» **WHAT THIS TASK INVOLVES**:
Copy the lines verbatim, beginning at the line that contains "For every button, label, input, icon, or" and stopping after the line that contains "svg-text:Width: Width — [487, 756, 536, 773]". Omit the pictures from your copy.

» **RECORDS FOR THE TASK**:
━━━━━━━━━━━━━━━━━━━━
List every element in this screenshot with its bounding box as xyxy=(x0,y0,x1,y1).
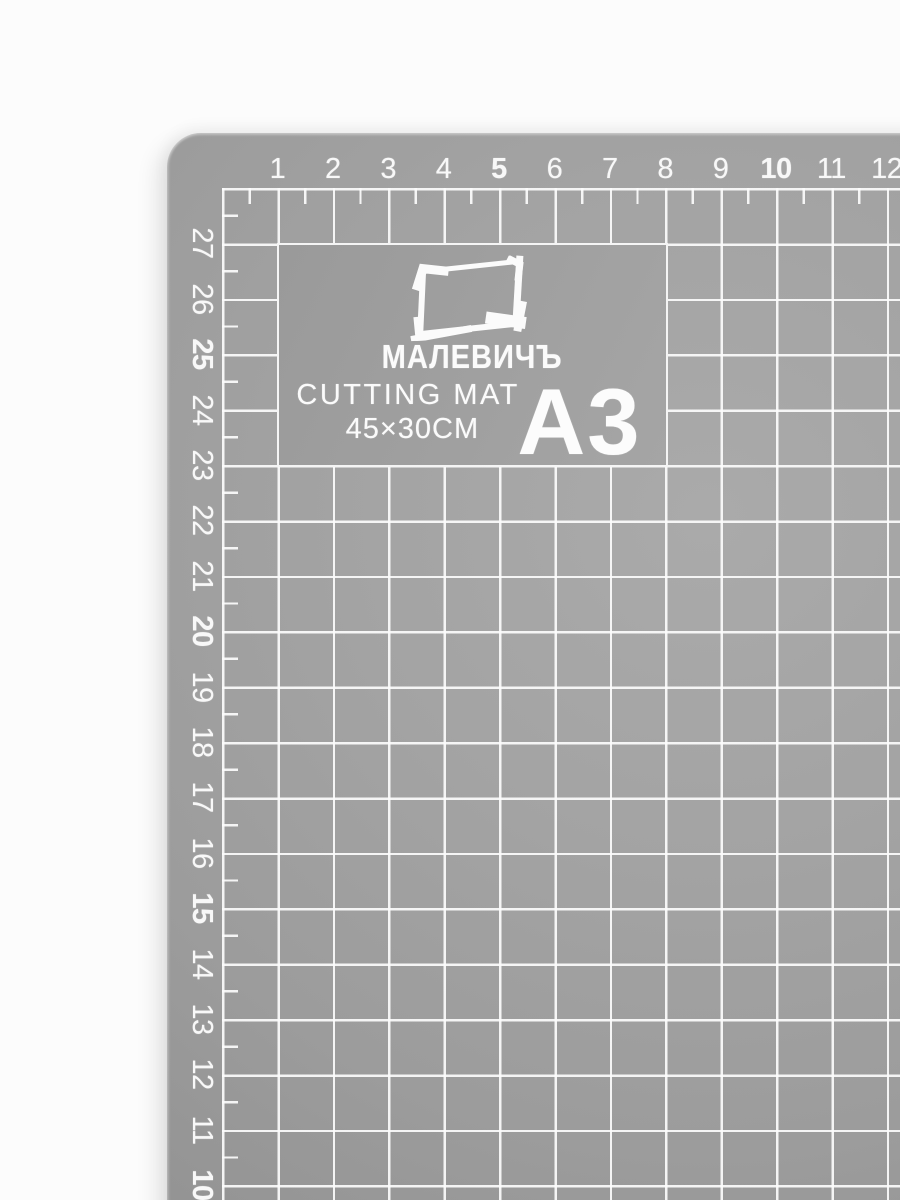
━━━━━━━━━━━━━━━━━━━━
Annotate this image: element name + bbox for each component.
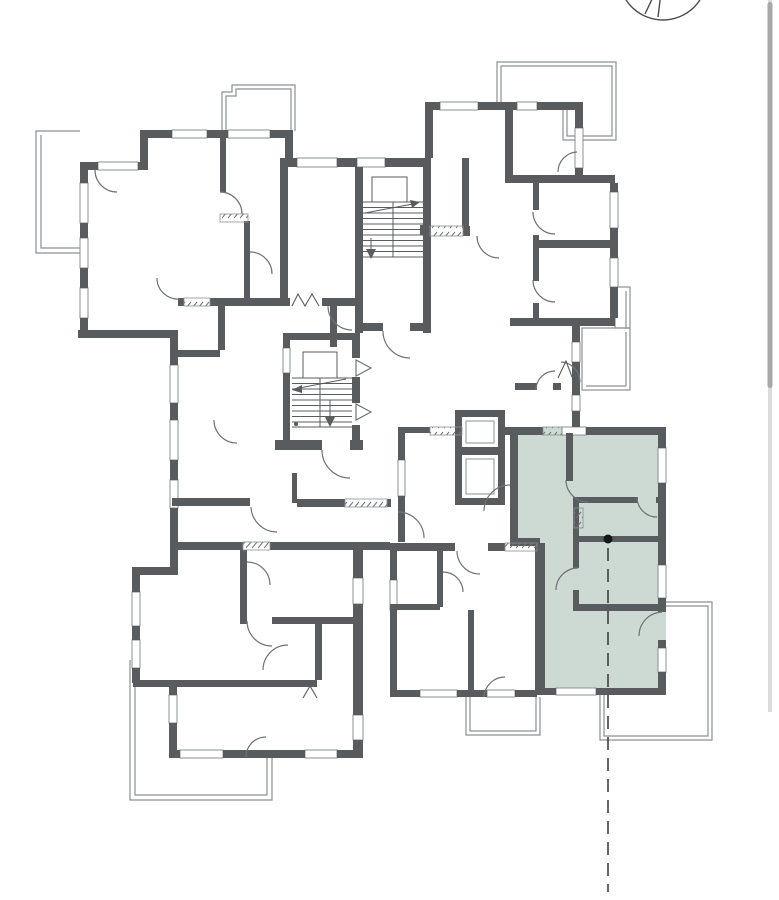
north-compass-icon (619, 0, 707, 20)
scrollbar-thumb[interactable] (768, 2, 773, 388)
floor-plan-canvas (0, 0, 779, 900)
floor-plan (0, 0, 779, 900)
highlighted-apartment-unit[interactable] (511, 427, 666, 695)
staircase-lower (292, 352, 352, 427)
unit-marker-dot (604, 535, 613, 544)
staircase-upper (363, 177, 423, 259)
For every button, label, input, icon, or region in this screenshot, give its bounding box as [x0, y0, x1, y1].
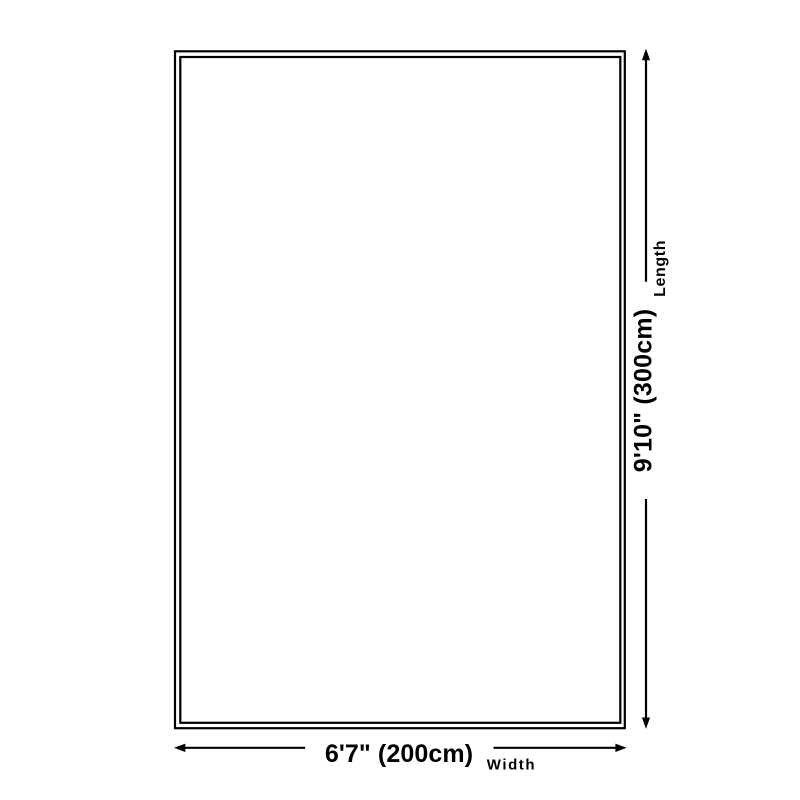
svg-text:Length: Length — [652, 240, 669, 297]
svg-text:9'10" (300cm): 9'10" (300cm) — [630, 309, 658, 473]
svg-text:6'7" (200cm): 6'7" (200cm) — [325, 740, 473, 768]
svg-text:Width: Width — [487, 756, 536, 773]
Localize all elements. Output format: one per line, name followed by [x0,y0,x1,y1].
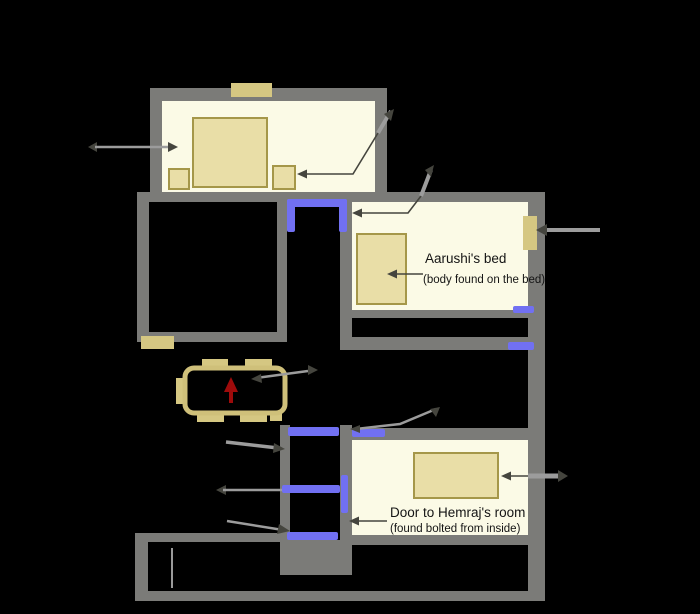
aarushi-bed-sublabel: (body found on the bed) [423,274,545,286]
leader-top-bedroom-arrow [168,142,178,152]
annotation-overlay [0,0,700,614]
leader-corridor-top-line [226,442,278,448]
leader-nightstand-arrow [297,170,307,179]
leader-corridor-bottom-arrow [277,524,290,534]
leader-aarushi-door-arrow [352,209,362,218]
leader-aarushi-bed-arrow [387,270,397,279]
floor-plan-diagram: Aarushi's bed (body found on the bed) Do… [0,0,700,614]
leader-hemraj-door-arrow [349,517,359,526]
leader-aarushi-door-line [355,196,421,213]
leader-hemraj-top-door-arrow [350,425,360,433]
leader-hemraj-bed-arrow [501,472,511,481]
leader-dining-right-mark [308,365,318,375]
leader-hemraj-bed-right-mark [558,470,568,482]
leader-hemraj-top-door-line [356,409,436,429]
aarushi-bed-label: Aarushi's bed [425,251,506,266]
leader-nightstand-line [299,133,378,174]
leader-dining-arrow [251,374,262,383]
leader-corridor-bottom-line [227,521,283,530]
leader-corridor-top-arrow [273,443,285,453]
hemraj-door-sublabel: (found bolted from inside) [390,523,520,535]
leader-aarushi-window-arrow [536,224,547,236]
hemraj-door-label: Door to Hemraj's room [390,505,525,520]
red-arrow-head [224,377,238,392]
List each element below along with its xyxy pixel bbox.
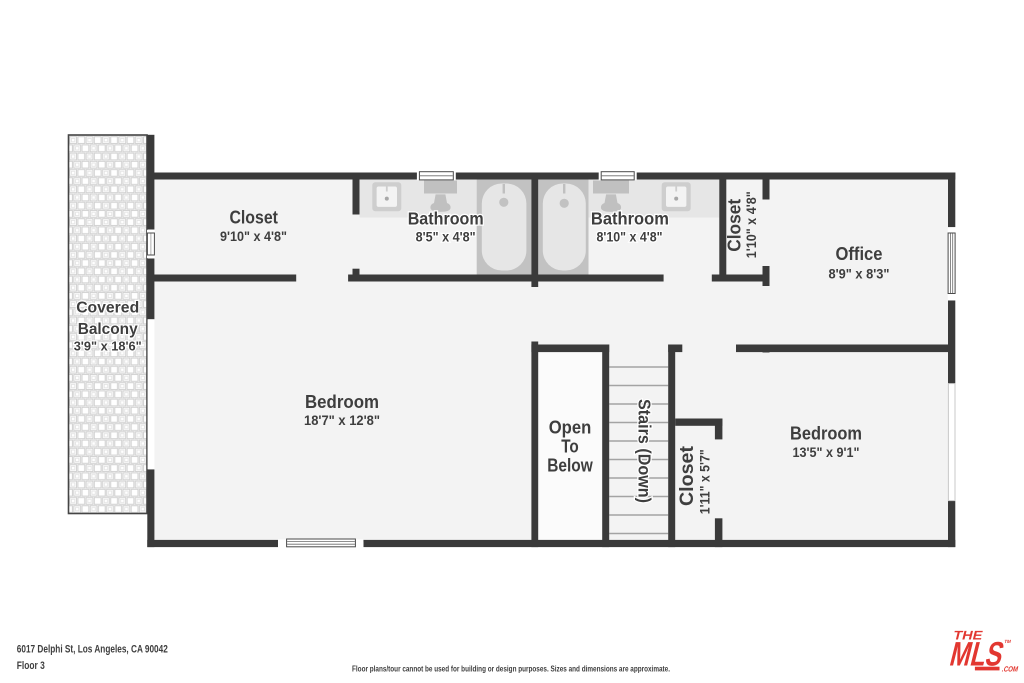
━━━━━━━━━━━━━━━━━━━━
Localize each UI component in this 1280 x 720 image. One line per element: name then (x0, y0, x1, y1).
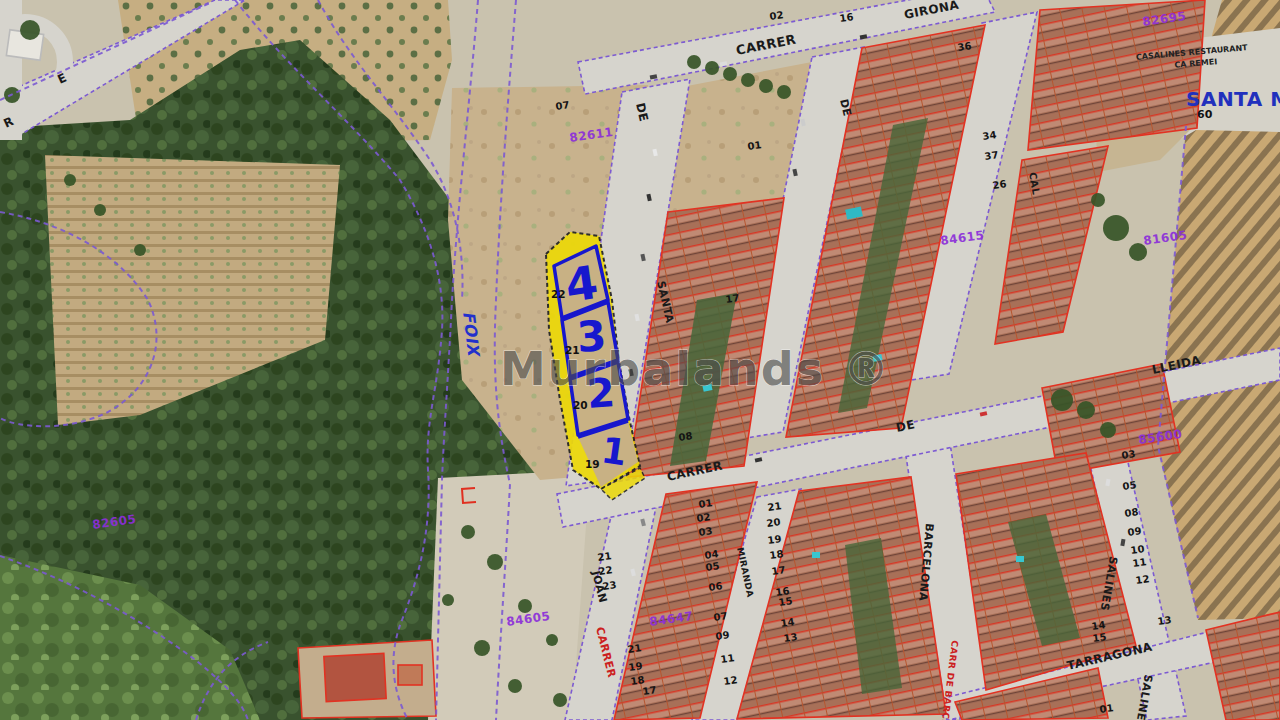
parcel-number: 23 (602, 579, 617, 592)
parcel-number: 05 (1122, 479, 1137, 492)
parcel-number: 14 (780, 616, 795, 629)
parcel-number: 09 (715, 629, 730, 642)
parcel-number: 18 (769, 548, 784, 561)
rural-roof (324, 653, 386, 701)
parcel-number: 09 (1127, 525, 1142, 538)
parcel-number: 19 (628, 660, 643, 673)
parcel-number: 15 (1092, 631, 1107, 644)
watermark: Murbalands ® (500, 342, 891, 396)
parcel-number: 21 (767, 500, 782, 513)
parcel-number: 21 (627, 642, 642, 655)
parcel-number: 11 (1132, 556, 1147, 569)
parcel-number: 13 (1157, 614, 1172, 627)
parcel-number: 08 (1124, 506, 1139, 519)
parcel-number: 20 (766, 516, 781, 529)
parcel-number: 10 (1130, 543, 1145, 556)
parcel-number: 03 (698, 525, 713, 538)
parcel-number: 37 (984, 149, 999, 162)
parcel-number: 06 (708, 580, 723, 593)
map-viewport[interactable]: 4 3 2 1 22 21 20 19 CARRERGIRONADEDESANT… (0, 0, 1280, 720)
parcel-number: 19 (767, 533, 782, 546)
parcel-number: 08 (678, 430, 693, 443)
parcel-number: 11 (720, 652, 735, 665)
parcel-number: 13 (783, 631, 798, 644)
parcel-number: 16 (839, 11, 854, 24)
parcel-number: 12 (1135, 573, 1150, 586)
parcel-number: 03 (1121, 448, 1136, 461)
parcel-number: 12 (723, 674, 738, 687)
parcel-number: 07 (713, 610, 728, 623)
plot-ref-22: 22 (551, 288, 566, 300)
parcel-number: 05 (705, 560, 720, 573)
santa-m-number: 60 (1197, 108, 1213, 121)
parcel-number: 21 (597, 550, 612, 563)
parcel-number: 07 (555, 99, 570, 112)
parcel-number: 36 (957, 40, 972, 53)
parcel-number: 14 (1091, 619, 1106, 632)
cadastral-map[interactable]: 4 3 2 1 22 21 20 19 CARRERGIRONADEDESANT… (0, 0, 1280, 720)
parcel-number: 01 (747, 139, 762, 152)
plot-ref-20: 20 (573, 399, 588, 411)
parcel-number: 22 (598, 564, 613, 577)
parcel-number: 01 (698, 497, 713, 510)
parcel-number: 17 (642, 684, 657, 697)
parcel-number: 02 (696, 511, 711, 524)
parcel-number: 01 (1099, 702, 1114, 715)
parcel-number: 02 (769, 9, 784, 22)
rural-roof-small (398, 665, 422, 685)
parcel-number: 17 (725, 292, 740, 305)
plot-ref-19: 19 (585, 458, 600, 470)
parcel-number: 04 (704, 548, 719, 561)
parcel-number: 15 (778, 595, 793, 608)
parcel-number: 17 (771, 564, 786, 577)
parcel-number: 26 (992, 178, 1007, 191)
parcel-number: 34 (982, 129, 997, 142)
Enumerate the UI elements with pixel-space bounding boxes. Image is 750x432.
━━━━━━━━━━━━━━━━━━━━
» **TASK OUTPUT**:
For every button, label, input, icon, or region in this screenshot, give its bounding box as [x0, y0, x1, y1].
svg-text:Length: Length — [652, 240, 669, 297]
svg-text:9'10" (300cm): 9'10" (300cm) — [630, 309, 658, 473]
svg-text:6'7" (200cm): 6'7" (200cm) — [325, 740, 473, 768]
svg-text:Width: Width — [487, 756, 536, 773]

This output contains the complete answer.